| WRITTEN REQUEST |
Find the lines holding "Convergence" and copy them.

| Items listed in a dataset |
--- begin ---
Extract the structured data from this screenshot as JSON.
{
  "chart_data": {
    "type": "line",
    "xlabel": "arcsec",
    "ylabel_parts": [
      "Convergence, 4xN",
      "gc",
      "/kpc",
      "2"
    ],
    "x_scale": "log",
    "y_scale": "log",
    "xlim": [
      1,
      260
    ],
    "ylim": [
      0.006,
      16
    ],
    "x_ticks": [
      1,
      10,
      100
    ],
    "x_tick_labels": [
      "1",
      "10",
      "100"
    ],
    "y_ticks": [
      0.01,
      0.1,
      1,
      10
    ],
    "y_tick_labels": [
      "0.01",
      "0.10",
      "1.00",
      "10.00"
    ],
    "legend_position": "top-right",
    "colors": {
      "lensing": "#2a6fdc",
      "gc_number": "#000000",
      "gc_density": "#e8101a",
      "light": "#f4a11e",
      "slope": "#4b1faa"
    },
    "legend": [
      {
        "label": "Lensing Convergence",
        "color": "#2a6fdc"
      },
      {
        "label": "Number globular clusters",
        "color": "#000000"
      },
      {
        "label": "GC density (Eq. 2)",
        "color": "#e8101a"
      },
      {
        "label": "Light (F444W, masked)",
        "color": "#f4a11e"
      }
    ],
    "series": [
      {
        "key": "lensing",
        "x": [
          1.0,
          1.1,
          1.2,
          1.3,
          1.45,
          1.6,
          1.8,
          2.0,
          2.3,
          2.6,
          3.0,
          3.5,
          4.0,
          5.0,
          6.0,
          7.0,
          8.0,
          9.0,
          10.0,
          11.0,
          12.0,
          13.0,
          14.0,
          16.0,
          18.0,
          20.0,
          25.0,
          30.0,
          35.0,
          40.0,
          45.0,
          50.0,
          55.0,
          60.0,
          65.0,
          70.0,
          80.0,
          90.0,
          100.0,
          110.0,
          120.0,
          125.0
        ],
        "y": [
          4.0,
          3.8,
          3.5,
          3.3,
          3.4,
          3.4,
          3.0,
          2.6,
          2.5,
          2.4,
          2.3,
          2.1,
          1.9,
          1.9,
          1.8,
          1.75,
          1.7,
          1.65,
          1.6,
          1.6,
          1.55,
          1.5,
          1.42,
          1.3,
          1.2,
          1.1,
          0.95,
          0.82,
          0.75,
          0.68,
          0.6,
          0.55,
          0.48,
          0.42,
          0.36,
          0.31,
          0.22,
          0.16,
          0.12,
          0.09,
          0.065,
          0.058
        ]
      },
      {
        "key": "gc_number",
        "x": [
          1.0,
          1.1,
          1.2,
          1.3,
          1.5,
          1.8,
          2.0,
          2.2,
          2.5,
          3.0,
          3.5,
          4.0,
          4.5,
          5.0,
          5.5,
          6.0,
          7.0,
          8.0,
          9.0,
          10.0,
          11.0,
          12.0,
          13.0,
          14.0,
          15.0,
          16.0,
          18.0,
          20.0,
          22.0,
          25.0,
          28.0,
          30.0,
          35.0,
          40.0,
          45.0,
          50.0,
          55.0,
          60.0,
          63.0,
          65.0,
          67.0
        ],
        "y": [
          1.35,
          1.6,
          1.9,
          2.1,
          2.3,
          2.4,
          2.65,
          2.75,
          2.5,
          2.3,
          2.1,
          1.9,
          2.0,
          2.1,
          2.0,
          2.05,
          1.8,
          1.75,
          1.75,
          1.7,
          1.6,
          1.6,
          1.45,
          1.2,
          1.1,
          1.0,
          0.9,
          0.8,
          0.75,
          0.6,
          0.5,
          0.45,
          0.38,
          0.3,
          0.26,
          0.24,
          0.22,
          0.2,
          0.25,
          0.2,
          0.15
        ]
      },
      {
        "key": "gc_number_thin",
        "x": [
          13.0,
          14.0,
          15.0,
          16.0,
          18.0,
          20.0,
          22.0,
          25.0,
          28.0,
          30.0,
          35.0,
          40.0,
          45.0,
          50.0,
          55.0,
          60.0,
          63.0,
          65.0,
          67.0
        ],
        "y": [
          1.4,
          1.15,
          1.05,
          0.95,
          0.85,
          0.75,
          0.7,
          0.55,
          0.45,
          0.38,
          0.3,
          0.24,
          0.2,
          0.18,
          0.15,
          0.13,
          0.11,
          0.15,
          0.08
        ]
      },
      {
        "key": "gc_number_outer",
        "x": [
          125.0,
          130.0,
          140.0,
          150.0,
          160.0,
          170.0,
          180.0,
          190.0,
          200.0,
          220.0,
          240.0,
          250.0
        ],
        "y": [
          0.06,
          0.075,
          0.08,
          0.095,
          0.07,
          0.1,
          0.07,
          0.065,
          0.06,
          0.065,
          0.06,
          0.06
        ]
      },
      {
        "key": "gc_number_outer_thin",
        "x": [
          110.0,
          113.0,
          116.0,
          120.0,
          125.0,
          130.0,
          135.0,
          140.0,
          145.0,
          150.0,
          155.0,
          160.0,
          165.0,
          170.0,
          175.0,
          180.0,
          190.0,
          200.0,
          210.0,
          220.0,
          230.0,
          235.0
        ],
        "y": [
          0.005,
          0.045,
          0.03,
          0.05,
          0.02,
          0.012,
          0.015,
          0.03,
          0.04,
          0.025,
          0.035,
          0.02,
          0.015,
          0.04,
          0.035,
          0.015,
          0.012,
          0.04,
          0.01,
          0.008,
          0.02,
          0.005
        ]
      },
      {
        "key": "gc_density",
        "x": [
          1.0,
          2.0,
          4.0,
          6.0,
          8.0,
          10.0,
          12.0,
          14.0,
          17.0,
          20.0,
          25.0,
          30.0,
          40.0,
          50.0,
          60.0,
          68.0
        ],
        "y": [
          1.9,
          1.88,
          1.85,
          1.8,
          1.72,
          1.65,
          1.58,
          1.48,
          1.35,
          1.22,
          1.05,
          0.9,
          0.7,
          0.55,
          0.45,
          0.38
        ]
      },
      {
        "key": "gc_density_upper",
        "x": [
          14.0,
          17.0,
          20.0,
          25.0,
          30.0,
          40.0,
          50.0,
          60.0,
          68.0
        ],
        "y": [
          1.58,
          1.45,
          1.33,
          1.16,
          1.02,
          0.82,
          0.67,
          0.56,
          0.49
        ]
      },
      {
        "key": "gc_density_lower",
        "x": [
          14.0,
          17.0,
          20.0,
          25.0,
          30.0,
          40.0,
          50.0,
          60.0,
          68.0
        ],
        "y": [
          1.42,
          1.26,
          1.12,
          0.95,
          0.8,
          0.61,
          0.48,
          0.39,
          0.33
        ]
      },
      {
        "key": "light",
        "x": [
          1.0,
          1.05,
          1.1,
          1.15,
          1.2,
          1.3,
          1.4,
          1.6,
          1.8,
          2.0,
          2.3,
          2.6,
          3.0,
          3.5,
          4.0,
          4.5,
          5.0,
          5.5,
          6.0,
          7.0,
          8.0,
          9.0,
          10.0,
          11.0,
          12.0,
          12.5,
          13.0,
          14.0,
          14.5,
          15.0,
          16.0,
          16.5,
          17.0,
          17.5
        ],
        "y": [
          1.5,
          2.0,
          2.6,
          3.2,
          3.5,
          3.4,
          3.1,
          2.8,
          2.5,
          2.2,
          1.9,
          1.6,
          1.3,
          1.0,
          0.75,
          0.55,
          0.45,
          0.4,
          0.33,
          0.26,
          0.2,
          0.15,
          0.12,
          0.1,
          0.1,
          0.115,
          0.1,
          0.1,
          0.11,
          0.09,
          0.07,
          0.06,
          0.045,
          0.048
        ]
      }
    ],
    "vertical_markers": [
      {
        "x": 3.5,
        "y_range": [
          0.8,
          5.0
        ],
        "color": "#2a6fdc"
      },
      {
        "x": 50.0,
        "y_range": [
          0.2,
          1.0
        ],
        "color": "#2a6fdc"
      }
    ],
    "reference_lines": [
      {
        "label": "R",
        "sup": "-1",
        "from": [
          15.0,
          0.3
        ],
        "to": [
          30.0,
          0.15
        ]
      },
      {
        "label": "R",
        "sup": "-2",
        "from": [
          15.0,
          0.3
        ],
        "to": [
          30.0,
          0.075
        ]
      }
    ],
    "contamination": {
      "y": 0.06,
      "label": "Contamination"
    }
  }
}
--- end ---
| PROBLEM SOLUTION |
      "Convergence, 4xN",
        "label": "Lensing Convergence",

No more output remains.